▶ Listed entries:
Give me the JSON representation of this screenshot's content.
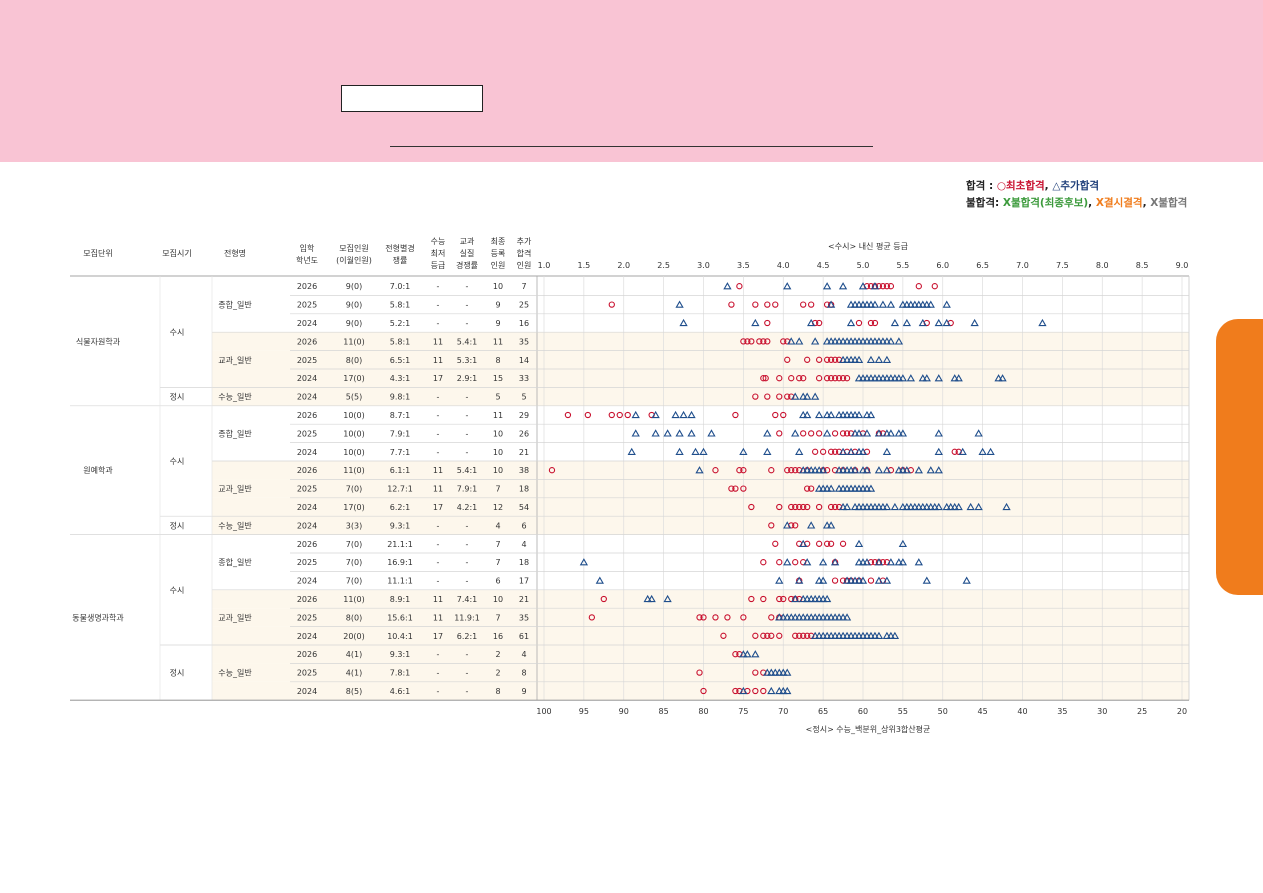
{
  "legend": {
    "pass_label": "합격",
    "pass_sep": " : ",
    "first_pass": "○최초합격",
    "comma": ", ",
    "add_pass": "△추가합격",
    "fail_label": "불합격",
    "fail_sep": ": ",
    "fail_waitlist": "X불합격(최종후보)",
    "fail_absent": "X결시결격",
    "fail_plain": "X불합격"
  },
  "colors": {
    "first": "#c8102e",
    "additional": "#1f4e8c",
    "grid": "#dddddd",
    "band": "#fdf7ec"
  },
  "headers": {
    "unit": "모집단위",
    "period": "모집시기",
    "type": "전형명",
    "year": [
      "입학",
      "학년도"
    ],
    "quota": [
      "모집인원",
      "(이월인원)"
    ],
    "ratio": [
      "전형별경",
      "쟁률"
    ],
    "min": [
      "수능",
      "최저",
      "등급"
    ],
    "actual": [
      "교과",
      "실질",
      "경쟁률"
    ],
    "reg": [
      "최종",
      "등록",
      "인원"
    ],
    "extra": [
      "추가",
      "합격",
      "인원"
    ]
  },
  "chart_data": {
    "type": "scatter",
    "title": "<수시> 내신 평균 등급",
    "xlabel": "<정시> 수능_백분위_상위3합산평균",
    "x_top_ticks": [
      "1.0",
      "1.5",
      "2.0",
      "2.5",
      "3.0",
      "3.5",
      "4.0",
      "4.5",
      "5.0",
      "5.5",
      "6.0",
      "6.5",
      "7.0",
      "7.5",
      "8.0",
      "8.5",
      "9.0"
    ],
    "x_top_range": [
      1.0,
      9.0
    ],
    "x_bottom_ticks": [
      "100",
      "95",
      "90",
      "85",
      "80",
      "75",
      "70",
      "65",
      "60",
      "55",
      "50",
      "45",
      "40",
      "35",
      "30",
      "25",
      "20"
    ],
    "x_bottom_range": [
      100,
      20
    ],
    "legend": [
      "○ 최초합격",
      "△ 추가합격"
    ],
    "grid": true
  },
  "groups": [
    {
      "unit": "식물자원학과",
      "rows": [
        {
          "period": "수시",
          "type": "종합_일반",
          "year": "2026",
          "quota": "9(0)",
          "ratio": "7.0:1",
          "min": "-",
          "actual": "-",
          "reg": "10",
          "extra": "7",
          "first": [
            3.45,
            5.05,
            5.1,
            5.15,
            5.2,
            5.25,
            5.3,
            5.35,
            5.7,
            5.9
          ],
          "additional": [
            3.3,
            4.05,
            4.55,
            4.75,
            5.0,
            5.15
          ]
        },
        {
          "period": "수시",
          "type": "종합_일반",
          "year": "2025",
          "quota": "9(0)",
          "ratio": "5.8:1",
          "min": "-",
          "actual": "-",
          "reg": "9",
          "extra": "25",
          "first": [
            1.85,
            3.35,
            3.65,
            3.8,
            3.9,
            4.25,
            4.35,
            4.55,
            4.6
          ],
          "additional": [
            2.7,
            4.6,
            4.85,
            4.9,
            4.95,
            5.0,
            5.05,
            5.1,
            5.15,
            5.25,
            5.35,
            5.5,
            5.55,
            5.6,
            5.65,
            5.7,
            5.75,
            5.8,
            5.85,
            6.05
          ]
        },
        {
          "period": "수시",
          "type": "종합_일반",
          "year": "2024",
          "quota": "9(0)",
          "ratio": "5.2:1",
          "min": "-",
          "actual": "-",
          "reg": "9",
          "extra": "16",
          "first": [
            3.8,
            4.4,
            4.45,
            4.95,
            5.1,
            5.15,
            5.8,
            6.1
          ],
          "additional": [
            2.75,
            3.65,
            4.35,
            4.85,
            5.4,
            5.55,
            5.75,
            5.95,
            6.05,
            6.4,
            7.25
          ]
        },
        {
          "period": "수시",
          "type": "교과_일반",
          "year": "2026",
          "quota": "11(0)",
          "ratio": "5.8:1",
          "min": "11",
          "actual": "5.4:1",
          "reg": "11",
          "expanded": "35",
          "extra": "35",
          "first": [
            3.5,
            3.55,
            3.6,
            3.7,
            3.75,
            3.8,
            4.0,
            4.05
          ],
          "additional": [
            4.1,
            4.2,
            4.4,
            4.55,
            4.6,
            4.65,
            4.7,
            4.75,
            4.8,
            4.85,
            4.9,
            4.95,
            5.0,
            5.05,
            5.1,
            5.15,
            5.2,
            5.25,
            5.3,
            5.35,
            5.45
          ]
        },
        {
          "period": "수시",
          "type": "교과_일반",
          "year": "2025",
          "quota": "8(0)",
          "ratio": "6.5:1",
          "min": "11",
          "actual": "5.3:1",
          "reg": "8",
          "extra": "14",
          "first": [
            4.05,
            4.3,
            4.45,
            4.55,
            4.6,
            4.65,
            4.7
          ],
          "additional": [
            4.75,
            4.8,
            4.85,
            4.9,
            4.95,
            5.1,
            5.2,
            5.3
          ]
        },
        {
          "period": "수시",
          "type": "교과_일반",
          "year": "2024",
          "quota": "17(0)",
          "ratio": "4.3:1",
          "min": "17",
          "actual": "2.9:1",
          "reg": "15",
          "extra": "33",
          "first": [
            3.75,
            3.78,
            3.95,
            4.1,
            4.2,
            4.25,
            4.45,
            4.55,
            4.6,
            4.65,
            4.7,
            4.75,
            4.8
          ],
          "additional": [
            4.95,
            5.0,
            5.05,
            5.1,
            5.15,
            5.2,
            5.25,
            5.3,
            5.35,
            5.4,
            5.45,
            5.5,
            5.6,
            5.75,
            5.8,
            5.95,
            6.15,
            6.2,
            6.7,
            6.75
          ]
        },
        {
          "period": "정시",
          "type": "수능_일반",
          "year": "2024",
          "quota": "5(5)",
          "ratio": "9.8:1",
          "min": "-",
          "actual": "-",
          "reg": "5",
          "extra": "5",
          "first": [
            3.65,
            3.8,
            3.95,
            4.05,
            4.1
          ],
          "additional": [
            4.15,
            4.25,
            4.3,
            4.4
          ]
        }
      ]
    },
    {
      "unit": "원예학과",
      "rows": [
        {
          "period": "수시",
          "type": "종합_일반",
          "year": "2026",
          "quota": "10(0)",
          "ratio": "8.7:1",
          "min": "-",
          "actual": "-",
          "reg": "11",
          "extra": "29",
          "first": [
            1.3,
            1.55,
            1.85,
            1.95,
            2.05,
            2.35,
            3.4,
            3.9,
            4.0
          ],
          "additional": [
            2.15,
            2.4,
            2.65,
            2.75,
            2.85,
            4.25,
            4.3,
            4.45,
            4.55,
            4.6,
            4.7,
            4.75,
            4.8,
            4.85,
            4.9,
            4.95,
            5.05,
            5.1
          ]
        },
        {
          "period": "수시",
          "type": "종합_일반",
          "year": "2025",
          "quota": "10(0)",
          "ratio": "7.9:1",
          "min": "-",
          "actual": "-",
          "reg": "10",
          "extra": "26",
          "first": [
            3.95,
            4.25,
            4.35,
            4.45,
            4.65,
            4.75,
            4.8,
            4.85,
            5.0,
            5.2,
            5.25
          ],
          "additional": [
            2.15,
            2.4,
            2.55,
            2.7,
            2.85,
            3.1,
            3.8,
            4.15,
            4.55,
            4.9,
            4.95,
            5.05,
            5.2,
            5.3,
            5.35,
            5.45,
            5.5,
            5.95,
            6.45
          ]
        },
        {
          "period": "수시",
          "type": "종합_일반",
          "year": "2024",
          "quota": "10(0)",
          "ratio": "7.7:1",
          "min": "-",
          "actual": "-",
          "reg": "10",
          "extra": "21",
          "first": [
            4.4,
            4.5,
            4.6,
            4.65,
            4.7,
            4.8,
            4.9,
            5.05,
            6.15,
            6.2
          ],
          "additional": [
            2.1,
            2.7,
            2.9,
            3.0,
            3.5,
            3.8,
            4.2,
            4.75,
            4.85,
            4.95,
            5.0,
            5.3,
            5.95,
            6.25,
            6.5,
            6.6
          ]
        },
        {
          "period": "수시",
          "type": "교과_일반",
          "year": "2026",
          "quota": "11(0)",
          "ratio": "6.1:1",
          "min": "11",
          "actual": "5.4:1",
          "reg": "10",
          "extra": "38",
          "first": [
            1.1,
            3.15,
            3.45,
            3.5,
            3.85,
            4.05,
            4.1,
            4.15,
            4.2,
            4.3,
            4.5,
            4.55,
            4.65,
            4.75,
            4.9,
            5.05,
            5.35,
            5.5,
            5.6
          ],
          "additional": [
            2.95,
            4.25,
            4.3,
            4.35,
            4.4,
            4.45,
            4.5,
            4.7,
            4.75,
            4.8,
            4.85,
            4.9,
            5.0,
            5.05,
            5.2,
            5.3,
            5.45,
            5.5,
            5.55,
            5.7,
            5.85,
            5.95
          ]
        },
        {
          "period": "수시",
          "type": "교과_일반",
          "year": "2025",
          "quota": "7(0)",
          "ratio": "12.7:1",
          "min": "11",
          "actual": "7.9:1",
          "reg": "7",
          "extra": "18",
          "first": [
            3.35,
            3.4,
            3.5,
            4.3,
            4.35
          ],
          "additional": [
            4.45,
            4.5,
            4.55,
            4.6,
            4.7,
            4.75,
            4.8,
            4.85,
            4.9,
            4.95,
            5.0,
            5.05,
            5.1
          ]
        },
        {
          "period": "수시",
          "type": "교과_일반",
          "year": "2024",
          "quota": "17(0)",
          "ratio": "6.2:1",
          "min": "17",
          "actual": "4.2:1",
          "reg": "12",
          "extra": "54",
          "first": [
            3.6,
            3.95,
            4.1,
            4.15,
            4.2,
            4.25,
            4.3,
            4.45,
            4.6,
            4.65,
            4.7
          ],
          "additional": [
            4.75,
            4.8,
            4.9,
            4.95,
            5.0,
            5.05,
            5.1,
            5.15,
            5.2,
            5.25,
            5.3,
            5.4,
            5.5,
            5.55,
            5.6,
            5.65,
            5.7,
            5.75,
            5.8,
            5.85,
            5.9,
            5.95,
            6.05,
            6.1,
            6.15,
            6.2,
            6.35,
            6.45,
            6.8
          ]
        },
        {
          "period": "정시",
          "type": "수능_일반",
          "year": "2024",
          "quota": "3(3)",
          "ratio": "9.3:1",
          "min": "-",
          "actual": "-",
          "reg": "4",
          "extra": "6",
          "first": [
            3.85,
            4.1,
            4.15
          ],
          "additional": [
            4.05,
            4.35,
            4.55,
            4.6
          ]
        }
      ]
    },
    {
      "unit": "동물생명과학과",
      "rows": [
        {
          "period": "수시",
          "type": "종합_일반",
          "year": "2026",
          "quota": "7(0)",
          "ratio": "21.1:1",
          "min": "-",
          "actual": "-",
          "reg": "7",
          "extra": "4",
          "first": [
            3.9,
            4.2,
            4.3,
            4.45,
            4.55,
            4.6,
            4.75
          ],
          "additional": [
            4.25,
            4.95,
            5.5
          ]
        },
        {
          "period": "수시",
          "type": "종합_일반",
          "year": "2025",
          "quota": "7(0)",
          "ratio": "16.9:1",
          "min": "-",
          "actual": "-",
          "reg": "7",
          "extra": "18",
          "first": [
            3.75,
            3.95,
            4.15,
            4.25,
            4.65,
            5.1,
            5.15,
            5.2,
            5.25,
            5.3
          ],
          "additional": [
            1.5,
            4.05,
            4.3,
            4.5,
            4.65,
            4.95,
            5.0,
            5.05,
            5.2,
            5.35,
            5.45,
            5.5,
            5.7
          ]
        },
        {
          "period": "수시",
          "type": "종합_일반",
          "year": "2024",
          "quota": "7(0)",
          "ratio": "11.1:1",
          "min": "-",
          "actual": "-",
          "reg": "6",
          "extra": "17",
          "first": [
            4.2,
            4.65,
            4.75,
            4.8,
            4.85,
            4.95,
            5.1,
            5.25
          ],
          "additional": [
            1.7,
            3.95,
            4.2,
            4.45,
            4.5,
            4.8,
            4.85,
            4.9,
            4.95,
            5.0,
            5.2,
            5.3,
            5.8,
            6.3
          ]
        },
        {
          "period": "수시",
          "type": "교과_일반",
          "year": "2026",
          "quota": "11(0)",
          "ratio": "8.9:1",
          "min": "11",
          "actual": "7.4:1",
          "reg": "10",
          "extra": "21",
          "first": [
            1.75,
            3.6,
            3.75,
            3.95,
            4.0,
            4.1,
            4.15,
            4.2
          ],
          "additional": [
            2.3,
            2.35,
            2.55,
            4.15,
            4.25,
            4.3,
            4.35,
            4.4,
            4.45,
            4.5,
            4.55
          ]
        },
        {
          "period": "수시",
          "type": "교과_일반",
          "year": "2025",
          "quota": "8(0)",
          "ratio": "15.6:1",
          "min": "11",
          "actual": "11.9:1",
          "reg": "7",
          "extra": "35",
          "first": [
            1.6,
            2.95,
            3.0,
            3.15,
            3.3,
            3.5,
            3.85,
            3.95
          ],
          "additional": [
            3.95,
            4.0,
            4.05,
            4.1,
            4.15,
            4.2,
            4.25,
            4.3,
            4.35,
            4.4,
            4.45,
            4.5,
            4.55,
            4.6,
            4.65,
            4.7,
            4.75,
            4.8
          ]
        },
        {
          "period": "수시",
          "type": "교과_일반",
          "year": "2024",
          "quota": "20(0)",
          "ratio": "10.4:1",
          "min": "17",
          "actual": "6.2:1",
          "reg": "16",
          "extra": "61",
          "first": [
            3.25,
            3.65,
            3.75,
            3.8,
            3.85,
            3.95,
            4.15,
            4.2,
            4.25,
            4.3,
            4.35
          ],
          "additional": [
            4.4,
            4.45,
            4.5,
            4.55,
            4.6,
            4.65,
            4.7,
            4.75,
            4.8,
            4.85,
            4.9,
            4.95,
            5.0,
            5.05,
            5.1,
            5.15,
            5.2,
            5.3,
            5.35,
            5.4
          ]
        },
        {
          "period": "정시",
          "type": "수능_일반",
          "year": "2026",
          "quota": "4(1)",
          "ratio": "9.3:1",
          "min": "-",
          "actual": "-",
          "reg": "2",
          "extra": "4",
          "first": [
            3.4,
            3.45
          ],
          "additional": [
            3.5,
            3.55,
            3.65
          ]
        },
        {
          "period": "정시",
          "type": "수능_일반",
          "year": "2025",
          "quota": "4(1)",
          "ratio": "7.8:1",
          "min": "-",
          "actual": "-",
          "reg": "2",
          "extra": "8",
          "first": [
            2.95,
            3.65,
            3.75
          ],
          "additional": [
            3.8,
            3.85,
            3.9,
            3.95,
            4.0,
            4.05
          ]
        },
        {
          "period": "정시",
          "type": "수능_일반",
          "year": "2024",
          "quota": "8(5)",
          "ratio": "4.6:1",
          "min": "-",
          "actual": "-",
          "reg": "8",
          "extra": "9",
          "first": [
            3.0,
            3.4,
            3.45,
            3.55,
            3.65,
            3.75
          ],
          "additional": [
            3.5,
            3.85,
            3.95,
            4.0,
            4.05
          ]
        }
      ]
    }
  ]
}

▶ Stated exercise:
Scan the data above and copy every line with "X불합격" in it.

▶ In response:
    "fail_waitlist": "X불합격(최종후보)",
    "fail_plain": "X불합격"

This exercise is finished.